__Goal__
Leave out the pictures and reproduce all of the data exactly.

__Record set__
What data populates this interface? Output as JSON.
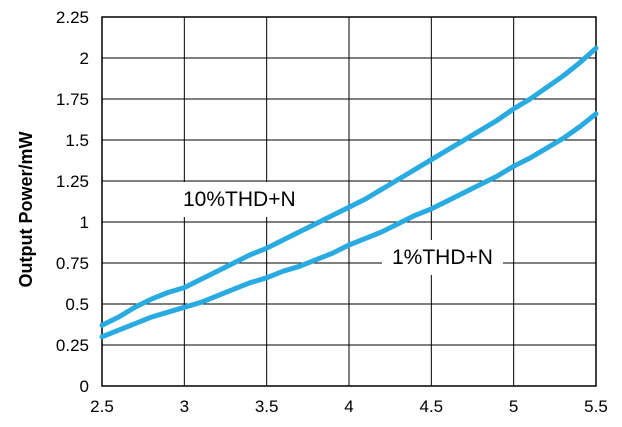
{
  "chart_data": {
    "type": "line",
    "title": "",
    "xlabel": "",
    "ylabel": "Output Power/mW",
    "xlim": [
      2.5,
      5.5
    ],
    "ylim": [
      0,
      2.25
    ],
    "xticks": [
      "2.5",
      "3",
      "3.5",
      "4",
      "4.5",
      "5",
      "5.5"
    ],
    "yticks": [
      "0",
      "0.25",
      "0.5",
      "0.75",
      "1",
      "1.25",
      "1.5",
      "1.75",
      "2",
      "2.25"
    ],
    "grid": true,
    "line_color": "#29ABE2",
    "series": [
      {
        "name": "10%THD+N",
        "x": [
          2.5,
          2.6,
          2.7,
          2.8,
          2.9,
          3.0,
          3.1,
          3.2,
          3.3,
          3.4,
          3.5,
          3.6,
          3.7,
          3.8,
          3.9,
          4.0,
          4.1,
          4.2,
          4.3,
          4.4,
          4.5,
          4.6,
          4.7,
          4.8,
          4.9,
          5.0,
          5.1,
          5.2,
          5.3,
          5.4,
          5.5
        ],
        "y": [
          0.37,
          0.42,
          0.48,
          0.53,
          0.57,
          0.6,
          0.65,
          0.7,
          0.75,
          0.8,
          0.84,
          0.89,
          0.94,
          0.99,
          1.04,
          1.09,
          1.14,
          1.2,
          1.26,
          1.32,
          1.38,
          1.44,
          1.5,
          1.56,
          1.62,
          1.69,
          1.75,
          1.82,
          1.89,
          1.97,
          2.06
        ]
      },
      {
        "name": "1%THD+N",
        "x": [
          2.5,
          2.6,
          2.7,
          2.8,
          2.9,
          3.0,
          3.1,
          3.2,
          3.3,
          3.4,
          3.5,
          3.6,
          3.7,
          3.8,
          3.9,
          4.0,
          4.1,
          4.2,
          4.3,
          4.4,
          4.5,
          4.6,
          4.7,
          4.8,
          4.9,
          5.0,
          5.1,
          5.2,
          5.3,
          5.4,
          5.5
        ],
        "y": [
          0.3,
          0.34,
          0.38,
          0.42,
          0.45,
          0.48,
          0.51,
          0.55,
          0.59,
          0.63,
          0.66,
          0.7,
          0.73,
          0.77,
          0.81,
          0.86,
          0.9,
          0.94,
          0.99,
          1.04,
          1.08,
          1.13,
          1.18,
          1.23,
          1.28,
          1.34,
          1.39,
          1.45,
          1.51,
          1.58,
          1.66
        ]
      }
    ]
  }
}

__The solution__
What data populates this interface? Output as JSON.
{
  "chart_data": {
    "type": "line",
    "title": "",
    "xlabel": "",
    "ylabel": "Output Power/mW",
    "xlim": [
      2.5,
      5.5
    ],
    "ylim": [
      0,
      2.25
    ],
    "xticks": [
      "2.5",
      "3",
      "3.5",
      "4",
      "4.5",
      "5",
      "5.5"
    ],
    "yticks": [
      "0",
      "0.25",
      "0.5",
      "0.75",
      "1",
      "1.25",
      "1.5",
      "1.75",
      "2",
      "2.25"
    ],
    "grid": true,
    "line_color": "#29ABE2",
    "series": [
      {
        "name": "10%THD+N",
        "x": [
          2.5,
          2.6,
          2.7,
          2.8,
          2.9,
          3.0,
          3.1,
          3.2,
          3.3,
          3.4,
          3.5,
          3.6,
          3.7,
          3.8,
          3.9,
          4.0,
          4.1,
          4.2,
          4.3,
          4.4,
          4.5,
          4.6,
          4.7,
          4.8,
          4.9,
          5.0,
          5.1,
          5.2,
          5.3,
          5.4,
          5.5
        ],
        "y": [
          0.37,
          0.42,
          0.48,
          0.53,
          0.57,
          0.6,
          0.65,
          0.7,
          0.75,
          0.8,
          0.84,
          0.89,
          0.94,
          0.99,
          1.04,
          1.09,
          1.14,
          1.2,
          1.26,
          1.32,
          1.38,
          1.44,
          1.5,
          1.56,
          1.62,
          1.69,
          1.75,
          1.82,
          1.89,
          1.97,
          2.06
        ]
      },
      {
        "name": "1%THD+N",
        "x": [
          2.5,
          2.6,
          2.7,
          2.8,
          2.9,
          3.0,
          3.1,
          3.2,
          3.3,
          3.4,
          3.5,
          3.6,
          3.7,
          3.8,
          3.9,
          4.0,
          4.1,
          4.2,
          4.3,
          4.4,
          4.5,
          4.6,
          4.7,
          4.8,
          4.9,
          5.0,
          5.1,
          5.2,
          5.3,
          5.4,
          5.5
        ],
        "y": [
          0.3,
          0.34,
          0.38,
          0.42,
          0.45,
          0.48,
          0.51,
          0.55,
          0.59,
          0.63,
          0.66,
          0.7,
          0.73,
          0.77,
          0.81,
          0.86,
          0.9,
          0.94,
          0.99,
          1.04,
          1.08,
          1.13,
          1.18,
          1.23,
          1.28,
          1.34,
          1.39,
          1.45,
          1.51,
          1.58,
          1.66
        ]
      }
    ]
  }
}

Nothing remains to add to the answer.